A run of records
****************

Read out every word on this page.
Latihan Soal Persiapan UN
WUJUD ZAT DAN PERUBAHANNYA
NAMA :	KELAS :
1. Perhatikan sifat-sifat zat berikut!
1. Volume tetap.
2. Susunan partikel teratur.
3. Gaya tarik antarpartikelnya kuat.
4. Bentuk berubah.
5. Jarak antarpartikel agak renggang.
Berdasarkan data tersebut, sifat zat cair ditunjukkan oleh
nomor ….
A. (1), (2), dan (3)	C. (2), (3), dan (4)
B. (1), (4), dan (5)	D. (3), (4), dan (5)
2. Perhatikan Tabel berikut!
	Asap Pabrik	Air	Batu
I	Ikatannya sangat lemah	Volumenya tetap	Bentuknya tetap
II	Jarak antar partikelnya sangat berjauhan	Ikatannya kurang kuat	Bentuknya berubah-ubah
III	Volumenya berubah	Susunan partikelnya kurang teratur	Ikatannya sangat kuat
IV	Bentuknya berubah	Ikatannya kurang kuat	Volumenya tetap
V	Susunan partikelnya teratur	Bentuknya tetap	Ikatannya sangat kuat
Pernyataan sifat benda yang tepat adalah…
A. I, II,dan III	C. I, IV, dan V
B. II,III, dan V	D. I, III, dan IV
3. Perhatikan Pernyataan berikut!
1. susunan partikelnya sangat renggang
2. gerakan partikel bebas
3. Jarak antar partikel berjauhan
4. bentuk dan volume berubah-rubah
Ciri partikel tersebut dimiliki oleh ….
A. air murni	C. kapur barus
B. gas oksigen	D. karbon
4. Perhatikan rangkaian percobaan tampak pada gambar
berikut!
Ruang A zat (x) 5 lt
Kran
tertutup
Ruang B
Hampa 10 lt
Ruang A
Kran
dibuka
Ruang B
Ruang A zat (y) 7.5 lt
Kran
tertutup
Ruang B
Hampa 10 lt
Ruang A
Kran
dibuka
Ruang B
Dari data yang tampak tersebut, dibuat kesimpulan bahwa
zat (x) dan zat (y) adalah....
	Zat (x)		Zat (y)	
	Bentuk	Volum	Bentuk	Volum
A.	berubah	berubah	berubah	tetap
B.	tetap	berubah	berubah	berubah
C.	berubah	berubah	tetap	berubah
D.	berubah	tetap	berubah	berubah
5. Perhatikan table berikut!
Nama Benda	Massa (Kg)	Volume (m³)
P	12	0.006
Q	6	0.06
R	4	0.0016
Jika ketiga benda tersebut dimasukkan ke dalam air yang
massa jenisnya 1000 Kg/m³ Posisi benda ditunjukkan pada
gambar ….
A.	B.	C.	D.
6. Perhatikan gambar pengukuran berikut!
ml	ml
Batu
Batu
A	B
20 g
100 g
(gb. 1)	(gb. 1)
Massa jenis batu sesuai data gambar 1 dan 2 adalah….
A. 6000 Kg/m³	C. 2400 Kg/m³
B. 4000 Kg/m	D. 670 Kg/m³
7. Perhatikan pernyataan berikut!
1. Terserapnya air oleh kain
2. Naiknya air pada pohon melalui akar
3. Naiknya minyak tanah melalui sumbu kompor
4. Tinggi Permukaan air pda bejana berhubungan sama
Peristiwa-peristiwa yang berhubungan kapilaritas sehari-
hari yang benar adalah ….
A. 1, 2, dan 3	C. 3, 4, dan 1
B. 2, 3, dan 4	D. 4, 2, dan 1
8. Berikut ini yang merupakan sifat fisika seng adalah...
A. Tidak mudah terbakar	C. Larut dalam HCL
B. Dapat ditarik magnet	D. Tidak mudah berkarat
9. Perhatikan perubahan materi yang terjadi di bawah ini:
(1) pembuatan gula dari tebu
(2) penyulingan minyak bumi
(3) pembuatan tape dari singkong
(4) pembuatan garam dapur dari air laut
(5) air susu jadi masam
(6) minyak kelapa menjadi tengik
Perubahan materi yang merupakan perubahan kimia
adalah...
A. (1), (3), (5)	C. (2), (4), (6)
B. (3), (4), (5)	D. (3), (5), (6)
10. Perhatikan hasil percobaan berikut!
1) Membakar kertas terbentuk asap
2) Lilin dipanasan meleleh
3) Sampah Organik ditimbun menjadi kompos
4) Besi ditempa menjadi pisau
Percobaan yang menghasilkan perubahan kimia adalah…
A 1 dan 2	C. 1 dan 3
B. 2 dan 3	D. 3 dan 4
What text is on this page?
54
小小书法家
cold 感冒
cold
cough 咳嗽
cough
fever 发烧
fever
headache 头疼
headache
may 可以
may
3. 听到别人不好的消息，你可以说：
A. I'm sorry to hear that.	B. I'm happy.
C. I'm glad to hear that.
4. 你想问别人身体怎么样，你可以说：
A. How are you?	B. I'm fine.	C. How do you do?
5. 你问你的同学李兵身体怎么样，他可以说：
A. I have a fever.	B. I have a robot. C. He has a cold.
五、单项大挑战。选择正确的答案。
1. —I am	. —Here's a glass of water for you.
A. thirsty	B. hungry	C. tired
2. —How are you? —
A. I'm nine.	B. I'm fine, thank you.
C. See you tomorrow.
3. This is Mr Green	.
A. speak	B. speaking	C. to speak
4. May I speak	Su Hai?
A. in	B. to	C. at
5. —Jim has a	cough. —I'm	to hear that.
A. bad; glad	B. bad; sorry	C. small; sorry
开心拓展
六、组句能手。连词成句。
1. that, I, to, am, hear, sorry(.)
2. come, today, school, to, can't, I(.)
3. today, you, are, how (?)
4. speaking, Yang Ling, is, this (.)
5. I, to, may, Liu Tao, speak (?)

****************

TASK - Each line of the material that holds the string "melalui" counts once; give the total alone.

THE ANSWER - 2